* _PROBLEM STATEMENT_
Scan the data for "Desktop" and copy the lines it appears in.

* _RECORD LIST_
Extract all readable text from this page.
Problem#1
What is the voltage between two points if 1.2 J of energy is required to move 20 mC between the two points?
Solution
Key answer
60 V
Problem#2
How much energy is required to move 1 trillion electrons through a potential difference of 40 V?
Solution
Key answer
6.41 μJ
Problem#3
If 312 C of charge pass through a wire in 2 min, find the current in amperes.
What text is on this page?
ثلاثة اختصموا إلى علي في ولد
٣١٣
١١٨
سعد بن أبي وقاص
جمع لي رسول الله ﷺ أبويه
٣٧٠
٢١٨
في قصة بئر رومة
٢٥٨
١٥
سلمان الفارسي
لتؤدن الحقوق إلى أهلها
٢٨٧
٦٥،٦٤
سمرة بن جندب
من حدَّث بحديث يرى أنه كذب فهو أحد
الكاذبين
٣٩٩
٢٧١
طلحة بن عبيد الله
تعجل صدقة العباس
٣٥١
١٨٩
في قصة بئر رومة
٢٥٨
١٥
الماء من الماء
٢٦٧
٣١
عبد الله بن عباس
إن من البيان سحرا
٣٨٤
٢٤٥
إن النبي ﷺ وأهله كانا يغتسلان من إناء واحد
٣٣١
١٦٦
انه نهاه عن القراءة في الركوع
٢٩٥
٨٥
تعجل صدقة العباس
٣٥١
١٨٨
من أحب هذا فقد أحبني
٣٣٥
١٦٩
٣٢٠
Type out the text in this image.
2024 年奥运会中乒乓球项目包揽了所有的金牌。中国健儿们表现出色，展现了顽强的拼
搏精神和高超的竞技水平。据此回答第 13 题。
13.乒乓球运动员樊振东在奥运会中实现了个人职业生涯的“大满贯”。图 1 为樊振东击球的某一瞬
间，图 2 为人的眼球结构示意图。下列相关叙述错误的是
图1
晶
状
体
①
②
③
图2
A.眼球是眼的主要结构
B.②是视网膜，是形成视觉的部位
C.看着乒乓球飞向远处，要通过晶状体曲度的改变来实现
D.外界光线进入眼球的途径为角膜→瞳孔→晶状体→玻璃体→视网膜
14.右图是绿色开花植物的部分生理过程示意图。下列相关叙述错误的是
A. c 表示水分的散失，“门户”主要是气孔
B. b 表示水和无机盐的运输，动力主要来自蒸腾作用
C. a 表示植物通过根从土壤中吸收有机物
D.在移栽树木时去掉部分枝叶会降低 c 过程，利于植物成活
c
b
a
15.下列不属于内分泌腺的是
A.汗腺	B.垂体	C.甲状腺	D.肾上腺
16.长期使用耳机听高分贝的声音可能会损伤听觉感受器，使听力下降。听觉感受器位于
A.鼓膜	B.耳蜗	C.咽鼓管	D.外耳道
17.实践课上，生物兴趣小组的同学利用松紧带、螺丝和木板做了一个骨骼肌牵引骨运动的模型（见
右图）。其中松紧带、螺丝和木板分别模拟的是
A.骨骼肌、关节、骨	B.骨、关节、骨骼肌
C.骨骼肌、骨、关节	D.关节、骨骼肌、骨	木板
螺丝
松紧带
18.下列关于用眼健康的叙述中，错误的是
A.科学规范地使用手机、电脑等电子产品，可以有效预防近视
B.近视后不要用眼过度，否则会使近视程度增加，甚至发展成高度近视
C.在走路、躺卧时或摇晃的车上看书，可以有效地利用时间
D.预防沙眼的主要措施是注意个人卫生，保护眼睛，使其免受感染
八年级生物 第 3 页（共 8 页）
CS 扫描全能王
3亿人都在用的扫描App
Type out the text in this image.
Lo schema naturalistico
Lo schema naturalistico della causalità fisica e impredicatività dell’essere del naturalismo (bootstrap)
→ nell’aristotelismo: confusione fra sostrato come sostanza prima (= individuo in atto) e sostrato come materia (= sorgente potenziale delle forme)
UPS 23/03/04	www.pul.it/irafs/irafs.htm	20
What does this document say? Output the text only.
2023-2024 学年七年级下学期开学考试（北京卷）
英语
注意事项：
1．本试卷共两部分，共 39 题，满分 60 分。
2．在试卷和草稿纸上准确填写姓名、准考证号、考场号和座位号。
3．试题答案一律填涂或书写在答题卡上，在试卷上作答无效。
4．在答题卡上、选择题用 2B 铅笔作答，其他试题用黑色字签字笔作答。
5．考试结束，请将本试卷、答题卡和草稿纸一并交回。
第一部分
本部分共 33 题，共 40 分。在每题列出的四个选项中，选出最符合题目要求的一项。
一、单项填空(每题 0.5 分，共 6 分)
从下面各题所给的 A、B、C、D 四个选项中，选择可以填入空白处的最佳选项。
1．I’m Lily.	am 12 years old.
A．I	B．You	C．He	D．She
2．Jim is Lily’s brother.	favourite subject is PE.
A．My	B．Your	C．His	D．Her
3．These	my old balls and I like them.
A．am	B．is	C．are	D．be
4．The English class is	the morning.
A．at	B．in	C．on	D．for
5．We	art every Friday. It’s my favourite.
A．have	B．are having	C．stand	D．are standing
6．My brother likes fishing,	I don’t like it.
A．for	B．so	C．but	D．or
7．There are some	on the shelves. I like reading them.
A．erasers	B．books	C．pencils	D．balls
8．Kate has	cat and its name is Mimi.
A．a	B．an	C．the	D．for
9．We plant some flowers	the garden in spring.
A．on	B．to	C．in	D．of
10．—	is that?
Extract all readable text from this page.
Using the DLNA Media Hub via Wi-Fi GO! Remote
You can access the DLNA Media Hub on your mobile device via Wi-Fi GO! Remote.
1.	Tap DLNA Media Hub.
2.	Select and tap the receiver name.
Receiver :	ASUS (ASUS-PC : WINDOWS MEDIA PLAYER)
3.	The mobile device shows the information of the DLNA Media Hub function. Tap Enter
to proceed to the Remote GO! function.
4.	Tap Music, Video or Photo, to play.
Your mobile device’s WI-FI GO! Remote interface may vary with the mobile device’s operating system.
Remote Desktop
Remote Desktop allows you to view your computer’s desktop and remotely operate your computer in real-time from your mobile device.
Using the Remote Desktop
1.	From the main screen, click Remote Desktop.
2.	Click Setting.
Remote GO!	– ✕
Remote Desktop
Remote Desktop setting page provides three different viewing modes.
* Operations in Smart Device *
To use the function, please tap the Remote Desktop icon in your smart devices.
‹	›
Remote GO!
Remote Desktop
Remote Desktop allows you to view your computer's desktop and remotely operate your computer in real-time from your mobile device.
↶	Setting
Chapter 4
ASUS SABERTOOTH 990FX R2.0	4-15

* _RESULT OF THE EXERCISE_
Remote Desktop
Remote Desktop allows you to view your computer’s desktop and remotely operate your computer in real-time from your mobile device.
Using the Remote Desktop
1.	From the main screen, click Remote Desktop.
Remote Desktop
Remote Desktop setting page provides three different viewing modes.
To use the function, please tap the Remote Desktop icon in your smart devices.
Remote Desktop
Remote Desktop allows you to view your computer's desktop and remotely operate your computer in real-time from your mobile device.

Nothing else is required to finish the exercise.